- _Exercise_
Review the material and extract every line in which the word "book" occurs.

- _Records to process_
════════════════

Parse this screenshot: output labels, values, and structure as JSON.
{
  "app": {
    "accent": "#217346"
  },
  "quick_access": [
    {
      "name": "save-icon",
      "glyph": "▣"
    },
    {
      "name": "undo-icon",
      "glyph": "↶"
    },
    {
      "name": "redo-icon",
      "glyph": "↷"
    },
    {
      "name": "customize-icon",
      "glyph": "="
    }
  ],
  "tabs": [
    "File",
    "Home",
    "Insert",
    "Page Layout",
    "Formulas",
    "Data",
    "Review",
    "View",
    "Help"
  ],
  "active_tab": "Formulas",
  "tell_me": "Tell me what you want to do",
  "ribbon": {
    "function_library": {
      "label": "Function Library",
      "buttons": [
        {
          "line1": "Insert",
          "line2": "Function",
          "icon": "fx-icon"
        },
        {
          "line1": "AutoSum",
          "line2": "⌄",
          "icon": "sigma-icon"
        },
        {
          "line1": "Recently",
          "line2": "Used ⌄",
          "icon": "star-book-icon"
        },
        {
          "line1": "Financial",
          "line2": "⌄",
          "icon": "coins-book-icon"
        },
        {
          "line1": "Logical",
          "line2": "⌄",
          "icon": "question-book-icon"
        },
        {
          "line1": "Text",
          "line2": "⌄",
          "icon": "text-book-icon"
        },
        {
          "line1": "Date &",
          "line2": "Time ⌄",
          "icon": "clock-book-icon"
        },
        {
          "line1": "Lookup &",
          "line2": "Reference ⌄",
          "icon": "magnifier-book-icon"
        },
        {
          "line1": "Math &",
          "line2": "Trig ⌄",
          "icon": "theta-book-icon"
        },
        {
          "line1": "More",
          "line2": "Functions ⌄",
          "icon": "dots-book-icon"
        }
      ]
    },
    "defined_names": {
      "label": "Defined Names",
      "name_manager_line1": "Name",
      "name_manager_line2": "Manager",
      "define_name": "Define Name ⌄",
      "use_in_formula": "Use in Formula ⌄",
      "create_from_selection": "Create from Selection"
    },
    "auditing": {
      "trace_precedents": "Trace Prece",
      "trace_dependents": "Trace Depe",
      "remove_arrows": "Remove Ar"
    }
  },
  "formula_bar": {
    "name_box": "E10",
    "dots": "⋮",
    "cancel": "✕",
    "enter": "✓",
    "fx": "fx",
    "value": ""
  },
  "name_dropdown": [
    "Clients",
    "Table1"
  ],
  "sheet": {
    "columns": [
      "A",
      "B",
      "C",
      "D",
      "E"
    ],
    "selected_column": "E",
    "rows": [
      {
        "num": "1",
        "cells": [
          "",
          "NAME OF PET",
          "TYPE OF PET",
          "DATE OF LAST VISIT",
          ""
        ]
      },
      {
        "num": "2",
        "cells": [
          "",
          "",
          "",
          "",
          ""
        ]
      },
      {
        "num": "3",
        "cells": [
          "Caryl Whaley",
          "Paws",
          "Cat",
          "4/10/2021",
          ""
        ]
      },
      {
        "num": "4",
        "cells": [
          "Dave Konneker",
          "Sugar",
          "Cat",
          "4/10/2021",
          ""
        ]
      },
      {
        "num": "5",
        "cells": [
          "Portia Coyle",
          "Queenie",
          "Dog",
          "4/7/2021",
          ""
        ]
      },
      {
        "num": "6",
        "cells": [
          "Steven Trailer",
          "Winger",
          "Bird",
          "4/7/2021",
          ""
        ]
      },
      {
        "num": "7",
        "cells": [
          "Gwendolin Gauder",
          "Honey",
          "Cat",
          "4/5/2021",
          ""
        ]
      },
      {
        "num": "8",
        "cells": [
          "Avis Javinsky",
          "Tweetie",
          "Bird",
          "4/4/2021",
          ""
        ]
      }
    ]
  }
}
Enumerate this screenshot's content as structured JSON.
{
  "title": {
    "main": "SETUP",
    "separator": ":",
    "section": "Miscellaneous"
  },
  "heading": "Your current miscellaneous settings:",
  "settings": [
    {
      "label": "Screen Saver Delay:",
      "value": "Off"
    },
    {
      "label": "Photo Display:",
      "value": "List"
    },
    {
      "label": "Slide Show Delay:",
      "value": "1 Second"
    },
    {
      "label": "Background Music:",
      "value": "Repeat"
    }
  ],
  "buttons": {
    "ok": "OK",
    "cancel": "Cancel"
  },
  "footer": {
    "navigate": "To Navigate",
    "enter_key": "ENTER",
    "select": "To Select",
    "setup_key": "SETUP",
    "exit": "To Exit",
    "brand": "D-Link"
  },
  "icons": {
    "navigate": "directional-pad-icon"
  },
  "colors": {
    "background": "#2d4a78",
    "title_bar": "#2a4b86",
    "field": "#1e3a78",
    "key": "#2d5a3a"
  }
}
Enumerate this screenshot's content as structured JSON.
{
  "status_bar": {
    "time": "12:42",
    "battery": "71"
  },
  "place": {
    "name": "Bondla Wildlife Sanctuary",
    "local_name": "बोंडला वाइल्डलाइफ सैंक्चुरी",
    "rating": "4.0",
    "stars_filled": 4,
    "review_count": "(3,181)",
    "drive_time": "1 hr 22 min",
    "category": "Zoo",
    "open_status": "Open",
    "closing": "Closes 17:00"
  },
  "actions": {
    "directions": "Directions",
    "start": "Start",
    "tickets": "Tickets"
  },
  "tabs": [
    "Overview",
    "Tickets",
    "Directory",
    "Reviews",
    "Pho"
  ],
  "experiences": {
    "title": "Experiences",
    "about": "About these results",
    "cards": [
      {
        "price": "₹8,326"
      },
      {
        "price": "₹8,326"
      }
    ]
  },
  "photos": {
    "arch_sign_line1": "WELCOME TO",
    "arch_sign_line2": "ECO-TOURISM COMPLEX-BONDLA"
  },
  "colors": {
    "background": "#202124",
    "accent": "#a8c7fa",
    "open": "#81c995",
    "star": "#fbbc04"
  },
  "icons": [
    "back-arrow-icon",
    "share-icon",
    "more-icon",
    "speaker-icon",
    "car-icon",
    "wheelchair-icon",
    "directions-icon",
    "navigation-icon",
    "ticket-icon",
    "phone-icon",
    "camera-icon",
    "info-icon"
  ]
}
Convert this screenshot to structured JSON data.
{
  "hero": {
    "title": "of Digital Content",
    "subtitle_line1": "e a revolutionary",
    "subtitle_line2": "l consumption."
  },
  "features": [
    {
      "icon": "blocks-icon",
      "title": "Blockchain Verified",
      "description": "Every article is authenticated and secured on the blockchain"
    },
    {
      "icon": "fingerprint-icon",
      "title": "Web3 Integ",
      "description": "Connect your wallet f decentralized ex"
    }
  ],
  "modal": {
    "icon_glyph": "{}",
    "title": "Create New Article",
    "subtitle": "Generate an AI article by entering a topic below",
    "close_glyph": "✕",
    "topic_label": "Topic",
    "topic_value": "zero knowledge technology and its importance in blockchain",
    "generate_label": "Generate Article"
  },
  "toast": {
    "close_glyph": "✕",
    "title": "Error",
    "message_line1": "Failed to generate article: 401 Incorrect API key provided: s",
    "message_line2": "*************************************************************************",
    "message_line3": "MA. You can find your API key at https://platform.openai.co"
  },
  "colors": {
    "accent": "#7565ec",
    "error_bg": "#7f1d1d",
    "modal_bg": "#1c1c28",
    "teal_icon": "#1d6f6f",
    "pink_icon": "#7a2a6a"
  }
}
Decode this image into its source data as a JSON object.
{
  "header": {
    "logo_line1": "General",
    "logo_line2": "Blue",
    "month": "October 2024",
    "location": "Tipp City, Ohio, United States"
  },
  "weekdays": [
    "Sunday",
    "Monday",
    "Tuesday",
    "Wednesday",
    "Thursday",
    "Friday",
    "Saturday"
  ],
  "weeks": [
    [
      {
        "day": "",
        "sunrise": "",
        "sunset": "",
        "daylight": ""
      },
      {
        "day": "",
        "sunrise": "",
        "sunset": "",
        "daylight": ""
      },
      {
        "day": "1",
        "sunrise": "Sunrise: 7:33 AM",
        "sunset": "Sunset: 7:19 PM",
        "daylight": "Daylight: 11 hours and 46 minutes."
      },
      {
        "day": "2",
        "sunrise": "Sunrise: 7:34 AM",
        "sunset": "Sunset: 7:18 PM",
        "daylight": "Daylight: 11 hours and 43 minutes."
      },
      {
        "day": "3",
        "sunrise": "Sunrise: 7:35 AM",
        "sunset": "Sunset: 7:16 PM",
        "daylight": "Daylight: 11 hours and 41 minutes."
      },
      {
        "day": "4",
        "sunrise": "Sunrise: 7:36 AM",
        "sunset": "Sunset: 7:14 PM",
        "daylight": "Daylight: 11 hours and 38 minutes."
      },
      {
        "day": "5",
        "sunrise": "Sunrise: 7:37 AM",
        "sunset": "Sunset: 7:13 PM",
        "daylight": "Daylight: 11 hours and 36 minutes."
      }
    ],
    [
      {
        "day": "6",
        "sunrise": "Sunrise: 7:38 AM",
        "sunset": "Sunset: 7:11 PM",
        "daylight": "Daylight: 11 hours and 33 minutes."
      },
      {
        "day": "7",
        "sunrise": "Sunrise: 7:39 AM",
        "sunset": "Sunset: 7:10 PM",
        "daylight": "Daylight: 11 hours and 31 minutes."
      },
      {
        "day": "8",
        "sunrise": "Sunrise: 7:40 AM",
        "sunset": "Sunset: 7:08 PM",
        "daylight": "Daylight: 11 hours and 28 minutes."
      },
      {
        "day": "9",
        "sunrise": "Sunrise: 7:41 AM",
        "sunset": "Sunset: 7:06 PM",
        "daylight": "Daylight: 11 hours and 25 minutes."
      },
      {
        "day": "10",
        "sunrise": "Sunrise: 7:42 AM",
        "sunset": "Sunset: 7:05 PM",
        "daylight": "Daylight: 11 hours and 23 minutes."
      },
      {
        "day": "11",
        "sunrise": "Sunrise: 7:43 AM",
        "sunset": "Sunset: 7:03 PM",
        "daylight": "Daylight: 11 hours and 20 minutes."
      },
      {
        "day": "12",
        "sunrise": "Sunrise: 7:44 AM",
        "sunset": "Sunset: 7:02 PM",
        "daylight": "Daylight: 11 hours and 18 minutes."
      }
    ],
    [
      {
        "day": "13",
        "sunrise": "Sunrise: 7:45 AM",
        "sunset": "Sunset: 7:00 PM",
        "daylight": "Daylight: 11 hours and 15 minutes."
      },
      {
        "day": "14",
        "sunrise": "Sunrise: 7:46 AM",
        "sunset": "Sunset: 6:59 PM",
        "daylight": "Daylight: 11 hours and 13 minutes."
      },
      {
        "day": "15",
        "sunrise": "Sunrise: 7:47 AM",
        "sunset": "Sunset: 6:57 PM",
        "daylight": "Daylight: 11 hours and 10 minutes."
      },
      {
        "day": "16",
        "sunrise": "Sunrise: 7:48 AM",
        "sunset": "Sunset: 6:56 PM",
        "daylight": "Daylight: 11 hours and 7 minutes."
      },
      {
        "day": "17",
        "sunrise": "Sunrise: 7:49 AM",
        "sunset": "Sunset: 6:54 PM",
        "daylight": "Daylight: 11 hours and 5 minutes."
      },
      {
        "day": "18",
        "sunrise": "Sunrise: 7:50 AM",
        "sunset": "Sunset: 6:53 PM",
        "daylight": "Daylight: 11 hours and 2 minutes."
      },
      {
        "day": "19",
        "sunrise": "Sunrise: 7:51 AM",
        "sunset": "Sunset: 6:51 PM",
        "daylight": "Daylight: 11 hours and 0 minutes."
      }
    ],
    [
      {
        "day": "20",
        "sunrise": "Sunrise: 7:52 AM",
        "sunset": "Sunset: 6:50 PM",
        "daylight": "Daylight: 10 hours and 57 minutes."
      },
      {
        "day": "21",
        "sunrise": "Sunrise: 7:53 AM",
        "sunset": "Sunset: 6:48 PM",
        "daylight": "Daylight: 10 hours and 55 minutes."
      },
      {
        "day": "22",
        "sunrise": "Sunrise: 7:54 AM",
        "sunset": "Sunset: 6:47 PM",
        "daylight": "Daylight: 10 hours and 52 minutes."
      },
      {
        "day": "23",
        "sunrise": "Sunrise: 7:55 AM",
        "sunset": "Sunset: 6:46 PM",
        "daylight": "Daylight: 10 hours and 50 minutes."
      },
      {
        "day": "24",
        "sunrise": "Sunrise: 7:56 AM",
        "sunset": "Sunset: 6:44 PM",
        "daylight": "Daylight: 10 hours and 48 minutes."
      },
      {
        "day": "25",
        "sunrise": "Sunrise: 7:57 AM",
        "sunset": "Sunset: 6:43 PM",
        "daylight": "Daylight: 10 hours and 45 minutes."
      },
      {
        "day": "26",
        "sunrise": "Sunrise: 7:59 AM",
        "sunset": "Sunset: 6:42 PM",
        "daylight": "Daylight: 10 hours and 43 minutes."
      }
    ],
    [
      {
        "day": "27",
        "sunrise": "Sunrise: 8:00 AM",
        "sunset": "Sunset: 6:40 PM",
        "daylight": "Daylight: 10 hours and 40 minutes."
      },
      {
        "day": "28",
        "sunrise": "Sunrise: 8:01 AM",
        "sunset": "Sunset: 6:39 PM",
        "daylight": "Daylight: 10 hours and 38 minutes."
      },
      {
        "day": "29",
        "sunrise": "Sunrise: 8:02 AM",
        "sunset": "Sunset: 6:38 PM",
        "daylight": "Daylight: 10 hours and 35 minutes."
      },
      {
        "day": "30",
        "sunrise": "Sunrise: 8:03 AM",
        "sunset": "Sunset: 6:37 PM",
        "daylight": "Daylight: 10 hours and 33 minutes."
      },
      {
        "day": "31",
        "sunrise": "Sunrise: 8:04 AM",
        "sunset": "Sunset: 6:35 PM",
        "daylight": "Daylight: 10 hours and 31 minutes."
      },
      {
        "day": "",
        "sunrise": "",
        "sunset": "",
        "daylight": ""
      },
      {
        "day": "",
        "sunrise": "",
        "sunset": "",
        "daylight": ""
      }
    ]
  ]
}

════════════════

- _In response_
          "icon": "star-book-icon"
          "icon": "coins-book-icon"
          "icon": "question-book-icon"
          "icon": "text-book-icon"
          "icon": "clock-book-icon"
          "icon": "magnifier-book-icon"
          "icon": "theta-book-icon"
          "icon": "dots-book-icon"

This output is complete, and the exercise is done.